■ Text segment
┄┄┄┄┄┄┄┄┄┄
Image: Cleveland, Ohio police recruits, 2019, Cleveland.com

“Can’t have no bad apples…”

While the large-scale demonstrations against police killings of unarmed men have ebbed, the underlying causes of the protests remain. Too many Americans, especially persons of color, remain suspicious and distrustful of police. In their eyes, police are rarely held accountable for their mistakes or misconduct, even when those errors cost the lives of innocent persons.

Accountability is an issue that has bedeviled law enforcement administrators, municipal leaders, community activists, and sociologists since the 1960’s.  Police have done themselves no favors with their knee-jerk opposition to any attempt to hold officers or departments accountable for misconduct. Though in some ways understandable, the reluctance of police agencies to hold members accountable for errors is enormously counterproductive.
┄┄┄┄┄┄┄┄┄┄
■ Your objective
Please copy everything in the police accountability passage from "Accountability is an" down to "is enormously counterproductive.", word for word.

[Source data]
┄┄┄┄┄┄┄┄┄┄
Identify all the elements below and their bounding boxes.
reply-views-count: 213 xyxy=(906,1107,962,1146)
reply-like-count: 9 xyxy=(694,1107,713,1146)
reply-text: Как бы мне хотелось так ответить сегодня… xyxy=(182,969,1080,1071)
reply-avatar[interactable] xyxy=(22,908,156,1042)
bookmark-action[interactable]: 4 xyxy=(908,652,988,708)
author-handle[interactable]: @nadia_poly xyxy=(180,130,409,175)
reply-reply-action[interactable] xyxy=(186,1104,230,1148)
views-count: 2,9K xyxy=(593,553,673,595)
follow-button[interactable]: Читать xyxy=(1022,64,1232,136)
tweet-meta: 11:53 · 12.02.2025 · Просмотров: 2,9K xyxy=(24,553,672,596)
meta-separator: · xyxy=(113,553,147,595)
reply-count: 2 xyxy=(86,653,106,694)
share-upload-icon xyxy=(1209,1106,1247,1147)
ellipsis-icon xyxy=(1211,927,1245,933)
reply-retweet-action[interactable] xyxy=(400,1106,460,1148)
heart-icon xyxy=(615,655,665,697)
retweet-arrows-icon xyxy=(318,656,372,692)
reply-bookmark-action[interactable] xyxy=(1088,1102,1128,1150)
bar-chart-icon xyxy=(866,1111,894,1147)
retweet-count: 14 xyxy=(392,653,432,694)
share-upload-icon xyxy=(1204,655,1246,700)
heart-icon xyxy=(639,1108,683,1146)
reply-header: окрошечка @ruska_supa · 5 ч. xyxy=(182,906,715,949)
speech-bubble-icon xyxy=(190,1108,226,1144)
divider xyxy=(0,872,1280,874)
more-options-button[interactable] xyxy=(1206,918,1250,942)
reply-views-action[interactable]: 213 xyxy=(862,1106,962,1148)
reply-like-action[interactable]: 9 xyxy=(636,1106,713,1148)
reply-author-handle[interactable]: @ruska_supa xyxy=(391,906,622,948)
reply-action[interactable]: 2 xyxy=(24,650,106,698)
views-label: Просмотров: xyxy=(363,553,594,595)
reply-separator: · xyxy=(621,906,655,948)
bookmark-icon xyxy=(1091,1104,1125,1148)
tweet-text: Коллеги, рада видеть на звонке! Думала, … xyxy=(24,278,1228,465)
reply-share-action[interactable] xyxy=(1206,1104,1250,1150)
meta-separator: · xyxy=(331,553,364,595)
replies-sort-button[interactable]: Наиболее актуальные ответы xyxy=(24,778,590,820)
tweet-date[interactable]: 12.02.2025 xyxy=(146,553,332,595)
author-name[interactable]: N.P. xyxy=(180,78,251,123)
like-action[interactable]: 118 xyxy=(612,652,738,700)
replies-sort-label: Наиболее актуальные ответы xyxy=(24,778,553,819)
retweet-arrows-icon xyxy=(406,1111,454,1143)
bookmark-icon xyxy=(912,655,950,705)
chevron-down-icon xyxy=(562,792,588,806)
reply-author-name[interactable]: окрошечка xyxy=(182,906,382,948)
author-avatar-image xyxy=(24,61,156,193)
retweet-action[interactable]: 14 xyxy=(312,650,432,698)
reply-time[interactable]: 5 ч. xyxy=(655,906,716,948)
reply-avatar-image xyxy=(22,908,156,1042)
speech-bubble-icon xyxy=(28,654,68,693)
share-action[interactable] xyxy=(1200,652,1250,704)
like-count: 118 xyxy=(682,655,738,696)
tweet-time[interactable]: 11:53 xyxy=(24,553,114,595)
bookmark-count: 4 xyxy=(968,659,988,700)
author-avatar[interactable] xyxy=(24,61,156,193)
┄┄┄┄┄┄┄┄┄┄
■ Your solution
Accountability is an issue that has bedeviled law enforcement administrators, municipal leaders, community activists, and sociologists since the 1960’s.  Police have done themselves no favors with their knee-jerk opposition to any attempt to hold officers or departments accountable for misconduct. Though in some ways understandable, the reluctance of police agencies to hold members accountable for errors is enormously counterproductive.